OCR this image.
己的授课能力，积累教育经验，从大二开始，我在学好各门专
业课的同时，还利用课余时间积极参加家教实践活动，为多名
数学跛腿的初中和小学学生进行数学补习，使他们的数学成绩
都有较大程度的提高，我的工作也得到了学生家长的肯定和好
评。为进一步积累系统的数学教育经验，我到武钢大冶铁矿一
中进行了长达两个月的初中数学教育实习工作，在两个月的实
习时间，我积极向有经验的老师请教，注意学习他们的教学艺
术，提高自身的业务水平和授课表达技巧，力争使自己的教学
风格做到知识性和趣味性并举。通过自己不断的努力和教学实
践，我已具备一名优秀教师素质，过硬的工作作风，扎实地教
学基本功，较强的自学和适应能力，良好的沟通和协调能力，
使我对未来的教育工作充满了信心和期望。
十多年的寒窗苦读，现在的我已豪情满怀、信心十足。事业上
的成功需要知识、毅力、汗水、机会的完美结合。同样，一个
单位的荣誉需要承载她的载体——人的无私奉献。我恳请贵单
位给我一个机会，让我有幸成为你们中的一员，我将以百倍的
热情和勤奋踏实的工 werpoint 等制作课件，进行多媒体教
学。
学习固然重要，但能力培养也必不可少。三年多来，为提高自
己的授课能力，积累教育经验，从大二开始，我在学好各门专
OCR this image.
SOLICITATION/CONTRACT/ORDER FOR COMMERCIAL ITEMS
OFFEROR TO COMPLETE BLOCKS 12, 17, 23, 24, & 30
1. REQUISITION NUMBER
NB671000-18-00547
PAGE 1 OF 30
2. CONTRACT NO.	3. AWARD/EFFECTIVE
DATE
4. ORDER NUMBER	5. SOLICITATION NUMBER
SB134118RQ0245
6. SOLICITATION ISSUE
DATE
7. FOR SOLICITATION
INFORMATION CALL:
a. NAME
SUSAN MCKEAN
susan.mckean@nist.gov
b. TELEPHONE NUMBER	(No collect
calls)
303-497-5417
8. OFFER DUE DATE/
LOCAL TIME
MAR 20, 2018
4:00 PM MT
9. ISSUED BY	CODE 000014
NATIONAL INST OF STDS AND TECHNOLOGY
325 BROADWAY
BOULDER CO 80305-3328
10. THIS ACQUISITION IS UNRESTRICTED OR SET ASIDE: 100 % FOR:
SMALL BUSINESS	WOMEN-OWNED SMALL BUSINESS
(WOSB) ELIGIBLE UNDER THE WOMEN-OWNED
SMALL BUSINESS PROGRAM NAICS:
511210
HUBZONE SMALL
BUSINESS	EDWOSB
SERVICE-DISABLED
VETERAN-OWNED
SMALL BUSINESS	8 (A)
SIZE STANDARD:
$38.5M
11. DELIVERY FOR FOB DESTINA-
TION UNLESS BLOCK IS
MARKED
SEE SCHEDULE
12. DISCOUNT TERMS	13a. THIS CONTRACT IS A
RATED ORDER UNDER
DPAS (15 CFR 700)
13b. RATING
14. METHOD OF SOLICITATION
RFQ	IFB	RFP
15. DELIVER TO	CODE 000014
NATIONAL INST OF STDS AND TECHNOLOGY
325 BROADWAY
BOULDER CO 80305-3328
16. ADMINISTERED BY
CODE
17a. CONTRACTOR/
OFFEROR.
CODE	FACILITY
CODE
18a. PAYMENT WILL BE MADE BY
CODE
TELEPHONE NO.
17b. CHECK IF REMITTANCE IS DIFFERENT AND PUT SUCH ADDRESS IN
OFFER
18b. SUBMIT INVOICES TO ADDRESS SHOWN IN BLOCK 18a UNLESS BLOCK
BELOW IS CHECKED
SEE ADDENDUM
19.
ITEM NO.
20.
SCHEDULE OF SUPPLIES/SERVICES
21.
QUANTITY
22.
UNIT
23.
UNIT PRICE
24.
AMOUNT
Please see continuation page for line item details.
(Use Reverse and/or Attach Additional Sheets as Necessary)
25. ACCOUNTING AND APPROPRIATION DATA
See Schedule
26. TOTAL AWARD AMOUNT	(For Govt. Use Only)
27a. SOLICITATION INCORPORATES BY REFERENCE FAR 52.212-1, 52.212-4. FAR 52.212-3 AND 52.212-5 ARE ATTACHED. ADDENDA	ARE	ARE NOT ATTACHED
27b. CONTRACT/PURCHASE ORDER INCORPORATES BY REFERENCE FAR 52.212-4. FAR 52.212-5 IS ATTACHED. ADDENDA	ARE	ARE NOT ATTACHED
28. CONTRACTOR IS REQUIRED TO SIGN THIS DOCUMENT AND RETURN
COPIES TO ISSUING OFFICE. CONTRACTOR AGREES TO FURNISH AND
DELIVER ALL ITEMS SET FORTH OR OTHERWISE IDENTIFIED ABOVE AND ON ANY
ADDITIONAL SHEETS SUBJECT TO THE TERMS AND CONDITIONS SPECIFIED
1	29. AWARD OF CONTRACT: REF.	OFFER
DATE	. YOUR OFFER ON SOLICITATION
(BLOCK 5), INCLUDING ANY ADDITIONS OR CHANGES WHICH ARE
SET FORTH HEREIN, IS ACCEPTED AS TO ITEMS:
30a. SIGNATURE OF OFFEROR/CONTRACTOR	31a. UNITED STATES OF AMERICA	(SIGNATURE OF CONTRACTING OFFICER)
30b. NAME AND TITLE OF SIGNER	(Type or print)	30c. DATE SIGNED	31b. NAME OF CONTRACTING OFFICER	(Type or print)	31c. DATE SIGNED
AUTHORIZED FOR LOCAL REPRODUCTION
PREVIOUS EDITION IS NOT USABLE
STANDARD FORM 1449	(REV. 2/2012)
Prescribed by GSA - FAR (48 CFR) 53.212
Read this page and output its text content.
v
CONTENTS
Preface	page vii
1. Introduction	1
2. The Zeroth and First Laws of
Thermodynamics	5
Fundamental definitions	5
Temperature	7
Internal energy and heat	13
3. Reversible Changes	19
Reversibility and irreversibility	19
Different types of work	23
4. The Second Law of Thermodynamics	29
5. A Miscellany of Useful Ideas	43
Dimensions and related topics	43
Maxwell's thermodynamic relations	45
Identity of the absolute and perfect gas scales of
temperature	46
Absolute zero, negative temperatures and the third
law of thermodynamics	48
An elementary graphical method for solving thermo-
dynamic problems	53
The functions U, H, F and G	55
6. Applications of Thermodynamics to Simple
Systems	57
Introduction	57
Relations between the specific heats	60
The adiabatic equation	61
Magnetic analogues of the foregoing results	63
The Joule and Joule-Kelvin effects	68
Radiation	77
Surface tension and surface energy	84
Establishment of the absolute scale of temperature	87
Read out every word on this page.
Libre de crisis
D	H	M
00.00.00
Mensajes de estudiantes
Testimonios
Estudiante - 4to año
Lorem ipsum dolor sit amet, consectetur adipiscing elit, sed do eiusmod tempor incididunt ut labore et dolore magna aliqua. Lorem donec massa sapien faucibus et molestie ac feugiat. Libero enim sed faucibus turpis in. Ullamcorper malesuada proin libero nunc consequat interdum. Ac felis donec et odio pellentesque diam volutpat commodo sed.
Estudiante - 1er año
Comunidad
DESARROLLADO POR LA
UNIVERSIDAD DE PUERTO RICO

GOAL OF THE EXERCISE. Give the number of lines that carry the word "FORTH", with nothing added.

ANSWER FOR THE TASK. 2